Written task ▸
All entries must be extracted exactly, with nothing added or dropped.
=== Data shown ===
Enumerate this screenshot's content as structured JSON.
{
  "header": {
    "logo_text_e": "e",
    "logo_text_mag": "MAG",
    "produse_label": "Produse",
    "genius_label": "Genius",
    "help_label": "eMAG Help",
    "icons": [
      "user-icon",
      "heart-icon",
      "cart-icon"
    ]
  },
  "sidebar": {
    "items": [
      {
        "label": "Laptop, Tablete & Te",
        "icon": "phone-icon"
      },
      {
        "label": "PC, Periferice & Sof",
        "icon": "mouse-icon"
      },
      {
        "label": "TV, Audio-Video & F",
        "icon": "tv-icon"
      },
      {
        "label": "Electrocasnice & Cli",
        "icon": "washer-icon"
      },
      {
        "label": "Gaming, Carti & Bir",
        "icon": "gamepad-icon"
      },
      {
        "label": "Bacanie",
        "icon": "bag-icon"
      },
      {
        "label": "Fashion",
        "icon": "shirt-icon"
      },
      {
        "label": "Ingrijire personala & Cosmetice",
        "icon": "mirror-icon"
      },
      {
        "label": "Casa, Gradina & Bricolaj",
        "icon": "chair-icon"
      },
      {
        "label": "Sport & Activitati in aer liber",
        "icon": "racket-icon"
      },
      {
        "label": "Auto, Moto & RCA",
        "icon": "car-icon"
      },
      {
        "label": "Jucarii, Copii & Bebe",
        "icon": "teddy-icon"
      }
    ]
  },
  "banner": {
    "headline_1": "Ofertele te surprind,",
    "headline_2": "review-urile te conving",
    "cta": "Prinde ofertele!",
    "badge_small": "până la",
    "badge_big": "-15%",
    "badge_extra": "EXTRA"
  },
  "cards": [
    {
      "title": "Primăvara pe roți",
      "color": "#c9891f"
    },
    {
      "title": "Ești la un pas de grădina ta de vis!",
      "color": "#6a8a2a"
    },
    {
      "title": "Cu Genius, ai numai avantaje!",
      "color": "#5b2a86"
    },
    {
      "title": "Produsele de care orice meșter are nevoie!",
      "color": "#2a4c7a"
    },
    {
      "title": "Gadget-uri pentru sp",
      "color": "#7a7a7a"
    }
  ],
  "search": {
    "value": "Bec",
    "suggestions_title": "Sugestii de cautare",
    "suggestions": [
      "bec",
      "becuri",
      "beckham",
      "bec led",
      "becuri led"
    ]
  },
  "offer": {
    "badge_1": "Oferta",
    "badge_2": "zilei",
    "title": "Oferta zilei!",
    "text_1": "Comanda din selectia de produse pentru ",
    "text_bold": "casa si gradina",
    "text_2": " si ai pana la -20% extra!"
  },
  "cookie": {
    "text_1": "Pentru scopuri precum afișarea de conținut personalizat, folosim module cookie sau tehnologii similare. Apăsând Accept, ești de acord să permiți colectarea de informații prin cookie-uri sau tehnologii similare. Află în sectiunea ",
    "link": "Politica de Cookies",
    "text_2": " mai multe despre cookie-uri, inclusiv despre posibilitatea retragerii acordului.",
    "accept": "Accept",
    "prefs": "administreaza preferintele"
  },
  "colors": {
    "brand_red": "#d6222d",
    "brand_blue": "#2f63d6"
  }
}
===
Output for this task ▸
Enumerate this screenshot's content as structured JSON.
{
  "header": {
    "logo_text_e": "e",
    "logo_text_mag": "MAG",
    "produse_label": "Produse",
    "genius_label": "Genius",
    "help_label": "eMAG Help",
    "icons": [
      "user-icon",
      "heart-icon",
      "cart-icon"
    ]
  },
  "sidebar": {
    "items": [
      {
        "label": "Laptop, Tablete & Te",
        "icon": "phone-icon"
      },
      {
        "label": "PC, Periferice & Sof",
        "icon": "mouse-icon"
      },
      {
        "label": "TV, Audio-Video & F",
        "icon": "tv-icon"
      },
      {
        "label": "Electrocasnice & Cli",
        "icon": "washer-icon"
      },
      {
        "label": "Gaming, Carti & Bir",
        "icon": "gamepad-icon"
      },
      {
        "label": "Bacanie",
        "icon": "bag-icon"
      },
      {
        "label": "Fashion",
        "icon": "shirt-icon"
      },
      {
        "label": "Ingrijire personala & Cosmetice",
        "icon": "mirror-icon"
      },
      {
        "label": "Casa, Gradina & Bricolaj",
        "icon": "chair-icon"
      },
      {
        "label": "Sport & Activitati in aer liber",
        "icon": "racket-icon"
      },
      {
        "label": "Auto, Moto & RCA",
        "icon": "car-icon"
      },
      {
        "label": "Jucarii, Copii & Bebe",
        "icon": "teddy-icon"
      }
    ]
  },
  "banner": {
    "headline_1": "Ofertele te surprind,",
    "headline_2": "review-urile te conving",
    "cta": "Prinde ofertele!",
    "badge_small": "până la",
    "badge_big": "-15%",
    "badge_extra": "EXTRA"
  },
  "cards": [
    {
      "title": "Primăvara pe roți",
      "color": "#c9891f"
    },
    {
      "title": "Ești la un pas de grădina ta de vis!",
      "color": "#6a8a2a"
    },
    {
      "title": "Cu Genius, ai numai avantaje!",
      "color": "#5b2a86"
    },
    {
      "title": "Produsele de care orice meșter are nevoie!",
      "color": "#2a4c7a"
    },
    {
      "title": "Gadget-uri pentru sp",
      "color": "#7a7a7a"
    }
  ],
  "search": {
    "value": "Bec",
    "suggestions_title": "Sugestii de cautare",
    "suggestions": [
      "bec",
      "becuri",
      "beckham",
      "bec led",
      "becuri led"
    ]
  },
  "offer": {
    "badge_1": "Oferta",
    "badge_2": "zilei",
    "title": "Oferta zilei!",
    "text_1": "Comanda din selectia de produse pentru ",
    "text_bold": "casa si gradina",
    "text_2": " si ai pana la -20% extra!"
  },
  "cookie": {
    "text_1": "Pentru scopuri precum afișarea de conținut personalizat, folosim module cookie sau tehnologii similare. Apăsând Accept, ești de acord să permiți colectarea de informații prin cookie-uri sau tehnologii similare. Află în sectiunea ",
    "link": "Politica de Cookies",
    "text_2": " mai multe despre cookie-uri, inclusiv despre posibilitatea retragerii acordului.",
    "accept": "Accept",
    "prefs": "administreaza preferintele"
  },
  "colors": {
    "brand_red": "#d6222d",
    "brand_blue": "#2f63d6"
  }
}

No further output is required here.